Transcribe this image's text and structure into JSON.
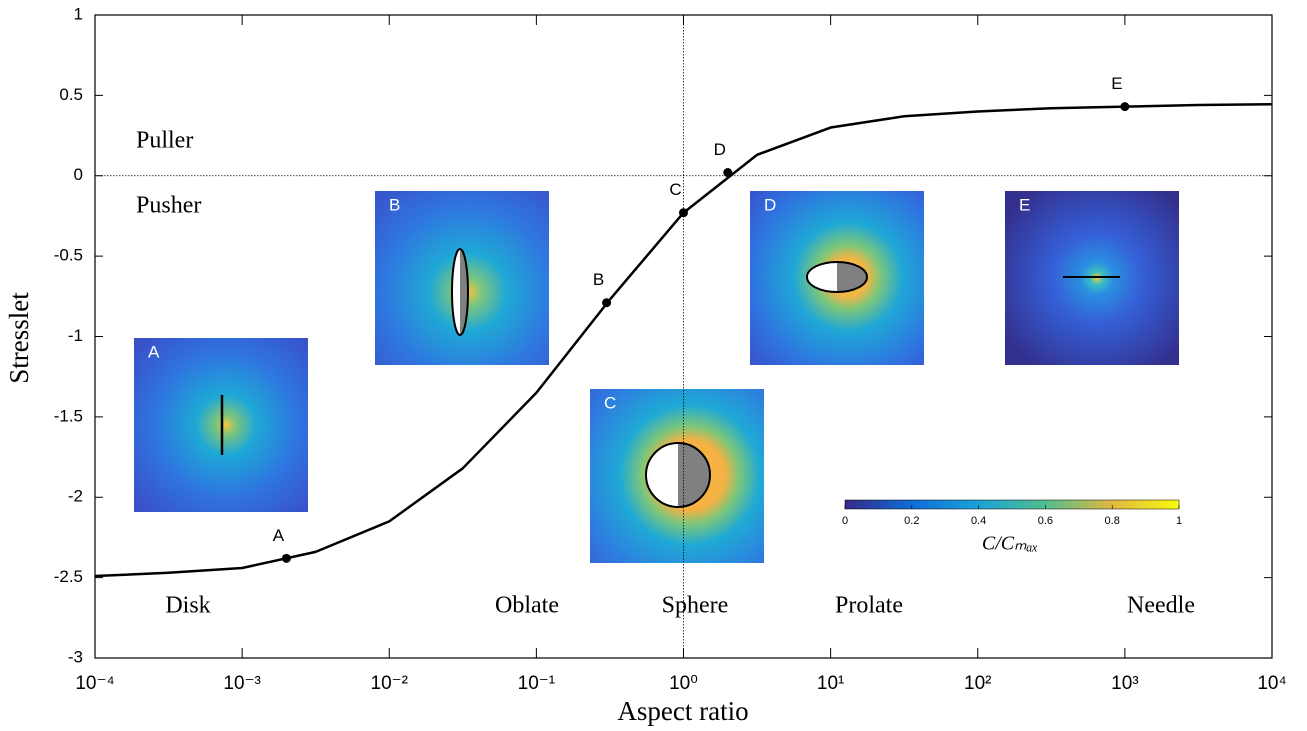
{
  "chart_data": {
    "type": "line",
    "xlabel": "Aspect ratio",
    "ylabel": "Stresslet",
    "xscale": "log",
    "xlim": [
      0.0001,
      10000
    ],
    "ylim": [
      -3,
      1
    ],
    "xticks": [
      {
        "value": 0.0001,
        "label": "10⁻⁴"
      },
      {
        "value": 0.001,
        "label": "10⁻³"
      },
      {
        "value": 0.01,
        "label": "10⁻²"
      },
      {
        "value": 0.1,
        "label": "10⁻¹"
      },
      {
        "value": 1,
        "label": "10⁰"
      },
      {
        "value": 10,
        "label": "10¹"
      },
      {
        "value": 100,
        "label": "10²"
      },
      {
        "value": 1000,
        "label": "10³"
      },
      {
        "value": 10000,
        "label": "10⁴"
      }
    ],
    "yticks": [
      1,
      0.5,
      0,
      -0.5,
      -1,
      -1.5,
      -2,
      -2.5,
      -3
    ],
    "reference_lines": {
      "y": [
        0
      ],
      "x": [
        1
      ]
    },
    "series": [
      {
        "color": "#000000",
        "x": [
          0.0001,
          0.000316,
          0.001,
          0.00316,
          0.01,
          0.0316,
          0.1,
          0.316,
          1,
          3.16,
          10,
          31.6,
          100,
          316,
          1000,
          3160,
          10000
        ],
        "values": [
          -2.49,
          -2.47,
          -2.44,
          -2.34,
          -2.15,
          -1.82,
          -1.35,
          -0.77,
          -0.23,
          0.13,
          0.3,
          0.37,
          0.4,
          0.42,
          0.43,
          0.44,
          0.445
        ]
      },
      {
        "color": "#000000",
        "markers": true,
        "x": [
          0.002,
          0.3,
          1,
          2,
          1000
        ],
        "values": [
          -2.38,
          -0.79,
          -0.23,
          0.02,
          0.43
        ],
        "point_labels": [
          "A",
          "B",
          "C",
          "D",
          "E"
        ]
      }
    ],
    "annotations": [
      "Puller",
      "Pusher",
      "Disk",
      "Oblate",
      "Sphere",
      "Prolate",
      "Needle"
    ],
    "insets": [
      "A",
      "B",
      "C",
      "D",
      "E"
    ],
    "colorbar": {
      "label": "C/Cₘₐₓ",
      "ticks": [
        0,
        0.2,
        0.4,
        0.6,
        0.8,
        1
      ],
      "lim": [
        0,
        1
      ]
    }
  }
}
§ §
**STATED GOAL:** Exclude all images and restate the records above word for word.

**THE RESPONSE:**
Transcribe this image's text and structure into JSON.
{
  "chart_data": {
    "type": "line",
    "xlabel": "Aspect ratio",
    "ylabel": "Stresslet",
    "xscale": "log",
    "xlim": [
      0.0001,
      10000
    ],
    "ylim": [
      -3,
      1
    ],
    "xticks": [
      {
        "value": 0.0001,
        "label": "10⁻⁴"
      },
      {
        "value": 0.001,
        "label": "10⁻³"
      },
      {
        "value": 0.01,
        "label": "10⁻²"
      },
      {
        "value": 0.1,
        "label": "10⁻¹"
      },
      {
        "value": 1,
        "label": "10⁰"
      },
      {
        "value": 10,
        "label": "10¹"
      },
      {
        "value": 100,
        "label": "10²"
      },
      {
        "value": 1000,
        "label": "10³"
      },
      {
        "value": 10000,
        "label": "10⁴"
      }
    ],
    "yticks": [
      1,
      0.5,
      0,
      -0.5,
      -1,
      -1.5,
      -2,
      -2.5,
      -3
    ],
    "reference_lines": {
      "y": [
        0
      ],
      "x": [
        1
      ]
    },
    "series": [
      {
        "color": "#000000",
        "x": [
          0.0001,
          0.000316,
          0.001,
          0.00316,
          0.01,
          0.0316,
          0.1,
          0.316,
          1,
          3.16,
          10,
          31.6,
          100,
          316,
          1000,
          3160,
          10000
        ],
        "values": [
          -2.49,
          -2.47,
          -2.44,
          -2.34,
          -2.15,
          -1.82,
          -1.35,
          -0.77,
          -0.23,
          0.13,
          0.3,
          0.37,
          0.4,
          0.42,
          0.43,
          0.44,
          0.445
        ]
      },
      {
        "color": "#000000",
        "markers": true,
        "x": [
          0.002,
          0.3,
          1,
          2,
          1000
        ],
        "values": [
          -2.38,
          -0.79,
          -0.23,
          0.02,
          0.43
        ],
        "point_labels": [
          "A",
          "B",
          "C",
          "D",
          "E"
        ]
      }
    ],
    "annotations": [
      "Puller",
      "Pusher",
      "Disk",
      "Oblate",
      "Sphere",
      "Prolate",
      "Needle"
    ],
    "insets": [
      "A",
      "B",
      "C",
      "D",
      "E"
    ],
    "colorbar": {
      "label": "C/Cₘₐₓ",
      "ticks": [
        0,
        0.2,
        0.4,
        0.6,
        0.8,
        1
      ],
      "lim": [
        0,
        1
      ]
    }
  }
}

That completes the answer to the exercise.